# GOAL OF THE EXERCISE:
What follows is a block of records; reproduce all of it verbatim.

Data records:
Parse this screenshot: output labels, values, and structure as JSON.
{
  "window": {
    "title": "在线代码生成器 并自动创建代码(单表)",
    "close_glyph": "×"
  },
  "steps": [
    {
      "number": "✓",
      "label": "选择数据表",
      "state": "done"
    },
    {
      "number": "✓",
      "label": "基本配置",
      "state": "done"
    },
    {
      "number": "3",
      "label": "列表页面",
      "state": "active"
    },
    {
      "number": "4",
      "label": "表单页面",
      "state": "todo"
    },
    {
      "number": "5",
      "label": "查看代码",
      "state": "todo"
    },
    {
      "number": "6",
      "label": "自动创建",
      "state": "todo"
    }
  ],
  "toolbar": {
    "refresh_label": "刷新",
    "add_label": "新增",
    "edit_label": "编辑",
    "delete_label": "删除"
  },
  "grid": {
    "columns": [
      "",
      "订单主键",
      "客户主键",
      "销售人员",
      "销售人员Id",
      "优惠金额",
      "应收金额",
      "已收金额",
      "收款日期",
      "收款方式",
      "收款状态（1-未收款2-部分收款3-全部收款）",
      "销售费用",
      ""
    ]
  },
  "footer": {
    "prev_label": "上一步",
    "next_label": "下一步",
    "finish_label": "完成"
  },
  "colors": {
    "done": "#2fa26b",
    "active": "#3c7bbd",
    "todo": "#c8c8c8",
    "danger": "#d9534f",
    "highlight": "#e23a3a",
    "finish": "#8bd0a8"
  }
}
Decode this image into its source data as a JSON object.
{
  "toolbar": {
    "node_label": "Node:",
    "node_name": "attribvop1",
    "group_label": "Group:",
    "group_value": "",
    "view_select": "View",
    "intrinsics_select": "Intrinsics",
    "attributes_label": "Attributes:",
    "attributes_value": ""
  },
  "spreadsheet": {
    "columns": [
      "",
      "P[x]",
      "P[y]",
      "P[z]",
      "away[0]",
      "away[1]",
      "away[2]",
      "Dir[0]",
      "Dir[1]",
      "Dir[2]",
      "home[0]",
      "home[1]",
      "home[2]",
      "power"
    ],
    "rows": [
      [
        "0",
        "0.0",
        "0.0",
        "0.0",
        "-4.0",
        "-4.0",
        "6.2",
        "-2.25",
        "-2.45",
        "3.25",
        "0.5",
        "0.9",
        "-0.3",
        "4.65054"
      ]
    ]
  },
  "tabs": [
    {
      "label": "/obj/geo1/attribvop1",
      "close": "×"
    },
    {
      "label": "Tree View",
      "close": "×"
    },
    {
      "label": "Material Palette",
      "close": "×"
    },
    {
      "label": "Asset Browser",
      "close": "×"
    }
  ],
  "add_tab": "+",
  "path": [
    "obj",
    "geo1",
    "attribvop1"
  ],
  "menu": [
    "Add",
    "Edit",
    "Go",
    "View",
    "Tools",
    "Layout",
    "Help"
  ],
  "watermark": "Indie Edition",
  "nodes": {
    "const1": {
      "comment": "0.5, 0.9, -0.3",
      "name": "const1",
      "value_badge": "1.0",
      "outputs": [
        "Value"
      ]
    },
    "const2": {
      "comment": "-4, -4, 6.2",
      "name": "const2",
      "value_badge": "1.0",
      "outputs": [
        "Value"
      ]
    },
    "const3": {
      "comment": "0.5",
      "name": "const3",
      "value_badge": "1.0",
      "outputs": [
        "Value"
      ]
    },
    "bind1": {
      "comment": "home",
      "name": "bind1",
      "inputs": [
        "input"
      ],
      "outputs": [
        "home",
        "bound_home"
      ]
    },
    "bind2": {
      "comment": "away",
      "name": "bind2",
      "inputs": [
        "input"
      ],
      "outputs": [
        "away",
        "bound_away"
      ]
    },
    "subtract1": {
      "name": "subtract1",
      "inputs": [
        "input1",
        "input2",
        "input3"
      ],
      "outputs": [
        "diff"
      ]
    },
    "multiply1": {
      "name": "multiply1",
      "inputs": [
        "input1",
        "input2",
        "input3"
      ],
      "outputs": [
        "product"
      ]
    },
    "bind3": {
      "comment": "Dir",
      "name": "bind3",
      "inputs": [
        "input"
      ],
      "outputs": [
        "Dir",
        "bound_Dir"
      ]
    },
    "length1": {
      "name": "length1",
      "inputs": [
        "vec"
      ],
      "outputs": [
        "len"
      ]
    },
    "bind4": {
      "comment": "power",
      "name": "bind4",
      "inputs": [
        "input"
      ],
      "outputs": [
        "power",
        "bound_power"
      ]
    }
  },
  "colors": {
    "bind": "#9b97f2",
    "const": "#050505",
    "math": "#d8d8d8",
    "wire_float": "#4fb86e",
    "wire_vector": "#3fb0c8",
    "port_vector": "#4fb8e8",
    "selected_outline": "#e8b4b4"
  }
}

# SOLVED EXERCISE:
Parse this screenshot: output labels, values, and structure as JSON.
{
  "window": {
    "title": "在线代码生成器 并自动创建代码(单表)",
    "close_glyph": "×"
  },
  "steps": [
    {
      "number": "✓",
      "label": "选择数据表",
      "state": "done"
    },
    {
      "number": "✓",
      "label": "基本配置",
      "state": "done"
    },
    {
      "number": "3",
      "label": "列表页面",
      "state": "active"
    },
    {
      "number": "4",
      "label": "表单页面",
      "state": "todo"
    },
    {
      "number": "5",
      "label": "查看代码",
      "state": "todo"
    },
    {
      "number": "6",
      "label": "自动创建",
      "state": "todo"
    }
  ],
  "toolbar": {
    "refresh_label": "刷新",
    "add_label": "新增",
    "edit_label": "编辑",
    "delete_label": "删除"
  },
  "grid": {
    "columns": [
      "",
      "订单主键",
      "客户主键",
      "销售人员",
      "销售人员Id",
      "优惠金额",
      "应收金额",
      "已收金额",
      "收款日期",
      "收款方式",
      "收款状态（1-未收款2-部分收款3-全部收款）",
      "销售费用",
      ""
    ]
  },
  "footer": {
    "prev_label": "上一步",
    "next_label": "下一步",
    "finish_label": "完成"
  },
  "colors": {
    "done": "#2fa26b",
    "active": "#3c7bbd",
    "todo": "#c8c8c8",
    "danger": "#d9534f",
    "highlight": "#e23a3a",
    "finish": "#8bd0a8"
  }
}
Decode this image into its source data as a JSON object.
{
  "toolbar": {
    "node_label": "Node:",
    "node_name": "attribvop1",
    "group_label": "Group:",
    "group_value": "",
    "view_select": "View",
    "intrinsics_select": "Intrinsics",
    "attributes_label": "Attributes:",
    "attributes_value": ""
  },
  "spreadsheet": {
    "columns": [
      "",
      "P[x]",
      "P[y]",
      "P[z]",
      "away[0]",
      "away[1]",
      "away[2]",
      "Dir[0]",
      "Dir[1]",
      "Dir[2]",
      "home[0]",
      "home[1]",
      "home[2]",
      "power"
    ],
    "rows": [
      [
        "0",
        "0.0",
        "0.0",
        "0.0",
        "-4.0",
        "-4.0",
        "6.2",
        "-2.25",
        "-2.45",
        "3.25",
        "0.5",
        "0.9",
        "-0.3",
        "4.65054"
      ]
    ]
  },
  "tabs": [
    {
      "label": "/obj/geo1/attribvop1",
      "close": "×"
    },
    {
      "label": "Tree View",
      "close": "×"
    },
    {
      "label": "Material Palette",
      "close": "×"
    },
    {
      "label": "Asset Browser",
      "close": "×"
    }
  ],
  "add_tab": "+",
  "path": [
    "obj",
    "geo1",
    "attribvop1"
  ],
  "menu": [
    "Add",
    "Edit",
    "Go",
    "View",
    "Tools",
    "Layout",
    "Help"
  ],
  "watermark": "Indie Edition",
  "nodes": {
    "const1": {
      "comment": "0.5, 0.9, -0.3",
      "name": "const1",
      "value_badge": "1.0",
      "outputs": [
        "Value"
      ]
    },
    "const2": {
      "comment": "-4, -4, 6.2",
      "name": "const2",
      "value_badge": "1.0",
      "outputs": [
        "Value"
      ]
    },
    "const3": {
      "comment": "0.5",
      "name": "const3",
      "value_badge": "1.0",
      "outputs": [
        "Value"
      ]
    },
    "bind1": {
      "comment": "home",
      "name": "bind1",
      "inputs": [
        "input"
      ],
      "outputs": [
        "home",
        "bound_home"
      ]
    },
    "bind2": {
      "comment": "away",
      "name": "bind2",
      "inputs": [
        "input"
      ],
      "outputs": [
        "away",
        "bound_away"
      ]
    },
    "subtract1": {
      "name": "subtract1",
      "inputs": [
        "input1",
        "input2",
        "input3"
      ],
      "outputs": [
        "diff"
      ]
    },
    "multiply1": {
      "name": "multiply1",
      "inputs": [
        "input1",
        "input2",
        "input3"
      ],
      "outputs": [
        "product"
      ]
    },
    "bind3": {
      "comment": "Dir",
      "name": "bind3",
      "inputs": [
        "input"
      ],
      "outputs": [
        "Dir",
        "bound_Dir"
      ]
    },
    "length1": {
      "name": "length1",
      "inputs": [
        "vec"
      ],
      "outputs": [
        "len"
      ]
    },
    "bind4": {
      "comment": "power",
      "name": "bind4",
      "inputs": [
        "input"
      ],
      "outputs": [
        "power",
        "bound_power"
      ]
    }
  },
  "colors": {
    "bind": "#9b97f2",
    "const": "#050505",
    "math": "#d8d8d8",
    "wire_float": "#4fb86e",
    "wire_vector": "#3fb0c8",
    "port_vector": "#4fb8e8",
    "selected_outline": "#e8b4b4"
  }
}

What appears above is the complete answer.